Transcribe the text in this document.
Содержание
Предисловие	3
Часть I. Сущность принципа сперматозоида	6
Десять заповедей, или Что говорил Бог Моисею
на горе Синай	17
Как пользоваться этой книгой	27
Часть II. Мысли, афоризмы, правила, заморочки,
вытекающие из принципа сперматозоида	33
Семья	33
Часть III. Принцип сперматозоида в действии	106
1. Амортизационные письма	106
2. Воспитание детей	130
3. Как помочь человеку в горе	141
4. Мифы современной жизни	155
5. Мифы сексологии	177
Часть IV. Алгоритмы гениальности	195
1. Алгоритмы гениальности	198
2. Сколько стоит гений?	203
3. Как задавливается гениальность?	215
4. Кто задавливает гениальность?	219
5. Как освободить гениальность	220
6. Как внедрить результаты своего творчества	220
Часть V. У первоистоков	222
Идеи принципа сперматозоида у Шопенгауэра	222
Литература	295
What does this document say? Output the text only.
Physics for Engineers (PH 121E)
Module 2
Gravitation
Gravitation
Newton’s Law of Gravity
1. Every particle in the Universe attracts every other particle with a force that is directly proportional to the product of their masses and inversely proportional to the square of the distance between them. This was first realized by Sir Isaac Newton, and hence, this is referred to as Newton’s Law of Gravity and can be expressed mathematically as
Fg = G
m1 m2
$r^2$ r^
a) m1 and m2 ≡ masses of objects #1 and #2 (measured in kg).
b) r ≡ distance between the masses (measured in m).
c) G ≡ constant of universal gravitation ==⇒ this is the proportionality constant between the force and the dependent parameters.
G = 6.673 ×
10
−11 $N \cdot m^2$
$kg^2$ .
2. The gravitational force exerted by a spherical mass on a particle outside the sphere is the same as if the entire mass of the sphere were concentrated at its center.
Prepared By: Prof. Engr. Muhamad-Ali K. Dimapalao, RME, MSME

++++++++

#### Given task
Transcribe all lines as written.

#### Correct response
Transcribe the text in this document.
Содержание
Предисловие	3
Часть I. Сущность принципа сперматозоида	6
Десять заповедей, или Что говорил Бог Моисею
на горе Синай	17
Как пользоваться этой книгой	27
Часть II. Мысли, афоризмы, правила, заморочки,
вытекающие из принципа сперматозоида	33
Семья	33
Часть III. Принцип сперматозоида в действии	106
1. Амортизационные письма	106
2. Воспитание детей	130
3. Как помочь человеку в горе	141
4. Мифы современной жизни	155
5. Мифы сексологии	177
Часть IV. Алгоритмы гениальности	195
1. Алгоритмы гениальности	198
2. Сколько стоит гений?	203
3. Как задавливается гениальность?	215
4. Кто задавливает гениальность?	219
5. Как освободить гениальность	220
6. Как внедрить результаты своего творчества	220
Часть V. У первоистоков	222
Идеи принципа сперматозоида у Шопенгауэра	222
Литература	295
What does this document say? Output the text only.
Physics for Engineers (PH 121E)
Module 2
Gravitation
Gravitation
Newton’s Law of Gravity
1. Every particle in the Universe attracts every other particle with a force that is directly proportional to the product of their masses and inversely proportional to the square of the distance between them. This was first realized by Sir Isaac Newton, and hence, this is referred to as Newton’s Law of Gravity and can be expressed mathematically as
Fg = G
m1 m2
$r^2$ r^
a) m1 and m2 ≡ masses of objects #1 and #2 (measured in kg).
b) r ≡ distance between the masses (measured in m).
c) G ≡ constant of universal gravitation ==⇒ this is the proportionality constant between the force and the dependent parameters.
G = 6.673 ×
10
−11 $N \cdot m^2$
$kg^2$ .
2. The gravitational force exerted by a spherical mass on a particle outside the sphere is the same as if the entire mass of the sphere were concentrated at its center.
Prepared By: Prof. Engr. Muhamad-Ali K. Dimapalao, RME, MSME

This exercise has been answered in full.